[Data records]
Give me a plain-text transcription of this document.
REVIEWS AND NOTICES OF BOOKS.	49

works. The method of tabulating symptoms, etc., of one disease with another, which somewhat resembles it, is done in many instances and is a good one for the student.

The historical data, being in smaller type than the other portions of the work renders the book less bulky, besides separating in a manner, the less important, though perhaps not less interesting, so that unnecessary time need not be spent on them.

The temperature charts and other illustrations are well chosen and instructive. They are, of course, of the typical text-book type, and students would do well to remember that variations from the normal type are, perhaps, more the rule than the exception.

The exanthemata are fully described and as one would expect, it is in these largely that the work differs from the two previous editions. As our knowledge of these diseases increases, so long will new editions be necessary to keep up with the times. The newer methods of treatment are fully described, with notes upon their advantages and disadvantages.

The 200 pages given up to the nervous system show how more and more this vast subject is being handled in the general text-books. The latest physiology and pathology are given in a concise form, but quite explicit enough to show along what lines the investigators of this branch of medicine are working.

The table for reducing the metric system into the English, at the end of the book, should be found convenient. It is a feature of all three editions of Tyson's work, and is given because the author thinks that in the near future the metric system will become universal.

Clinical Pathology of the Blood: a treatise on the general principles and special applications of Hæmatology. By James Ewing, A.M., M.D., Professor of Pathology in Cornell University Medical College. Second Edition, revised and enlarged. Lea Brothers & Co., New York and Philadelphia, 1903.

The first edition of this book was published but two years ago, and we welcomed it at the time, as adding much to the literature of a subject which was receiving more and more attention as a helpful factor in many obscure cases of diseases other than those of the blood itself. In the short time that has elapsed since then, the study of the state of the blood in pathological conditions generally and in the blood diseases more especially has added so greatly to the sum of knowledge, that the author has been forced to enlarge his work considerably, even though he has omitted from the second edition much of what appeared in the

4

Exercise objective: Please quote the data above in full, with no line missing.

Worked answer:
Give me a plain-text transcription of this document.
REVIEWS AND NOTICES OF BOOKS.	49

works. The method of tabulating symptoms, etc., of one disease with another, which somewhat resembles it, is done in many instances and is a good one for the student.

The historical data, being in smaller type than the other portions of the work renders the book less bulky, besides separating in a manner, the less important, though perhaps not less interesting, so that unnecessary time need not be spent on them.

The temperature charts and other illustrations are well chosen and instructive. They are, of course, of the typical text-book type, and students would do well to remember that variations from the normal type are, perhaps, more the rule than the exception.

The exanthemata are fully described and as one would expect, it is in these largely that the work differs from the two previous editions. As our knowledge of these diseases increases, so long will new editions be necessary to keep up with the times. The newer methods of treatment are fully described, with notes upon their advantages and disadvantages.

The 200 pages given up to the nervous system show how more and more this vast subject is being handled in the general text-books. The latest physiology and pathology are given in a concise form, but quite explicit enough to show along what lines the investigators of this branch of medicine are working.

The table for reducing the metric system into the English, at the end of the book, should be found convenient. It is a feature of all three editions of Tyson's work, and is given because the author thinks that in the near future the metric system will become universal.

Clinical Pathology of the Blood: a treatise on the general principles and special applications of Hæmatology. By James Ewing, A.M., M.D., Professor of Pathology in Cornell University Medical College. Second Edition, revised and enlarged. Lea Brothers & Co., New York and Philadelphia, 1903.

The first edition of this book was published but two years ago, and we welcomed it at the time, as adding much to the literature of a subject which was receiving more and more attention as a helpful factor in many obscure cases of diseases other than those of the blood itself. In the short time that has elapsed since then, the study of the state of the blood in pathological conditions generally and in the blood diseases more especially has added so greatly to the sum of knowledge, that the author has been forced to enlarge his work considerably, even though he has omitted from the second edition much of what appeared in the

4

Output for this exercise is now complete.